_What to work on_. Every line of the records below should be restated exactly.

Stored data entries
################

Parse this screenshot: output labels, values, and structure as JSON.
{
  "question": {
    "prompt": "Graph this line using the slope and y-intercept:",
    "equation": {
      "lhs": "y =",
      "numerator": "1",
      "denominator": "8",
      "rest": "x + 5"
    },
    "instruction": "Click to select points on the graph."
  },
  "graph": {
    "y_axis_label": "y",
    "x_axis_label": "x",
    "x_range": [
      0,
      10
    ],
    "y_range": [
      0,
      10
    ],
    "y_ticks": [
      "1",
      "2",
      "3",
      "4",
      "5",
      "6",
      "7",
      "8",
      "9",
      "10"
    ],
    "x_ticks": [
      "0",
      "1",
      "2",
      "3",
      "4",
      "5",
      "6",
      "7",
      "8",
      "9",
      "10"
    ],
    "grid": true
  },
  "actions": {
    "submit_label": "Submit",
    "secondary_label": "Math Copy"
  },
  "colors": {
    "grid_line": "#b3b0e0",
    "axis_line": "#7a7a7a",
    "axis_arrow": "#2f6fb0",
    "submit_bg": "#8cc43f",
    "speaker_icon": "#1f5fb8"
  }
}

################

_Response below_.
Parse this screenshot: output labels, values, and structure as JSON.
{
  "question": {
    "prompt": "Graph this line using the slope and y-intercept:",
    "equation": {
      "lhs": "y =",
      "numerator": "1",
      "denominator": "8",
      "rest": "x + 5"
    },
    "instruction": "Click to select points on the graph."
  },
  "graph": {
    "y_axis_label": "y",
    "x_axis_label": "x",
    "x_range": [
      0,
      10
    ],
    "y_range": [
      0,
      10
    ],
    "y_ticks": [
      "1",
      "2",
      "3",
      "4",
      "5",
      "6",
      "7",
      "8",
      "9",
      "10"
    ],
    "x_ticks": [
      "0",
      "1",
      "2",
      "3",
      "4",
      "5",
      "6",
      "7",
      "8",
      "9",
      "10"
    ],
    "grid": true
  },
  "actions": {
    "submit_label": "Submit",
    "secondary_label": "Math Copy"
  },
  "colors": {
    "grid_line": "#b3b0e0",
    "axis_line": "#7a7a7a",
    "axis_arrow": "#2f6fb0",
    "submit_bg": "#8cc43f",
    "speaker_icon": "#1f5fb8"
  }
}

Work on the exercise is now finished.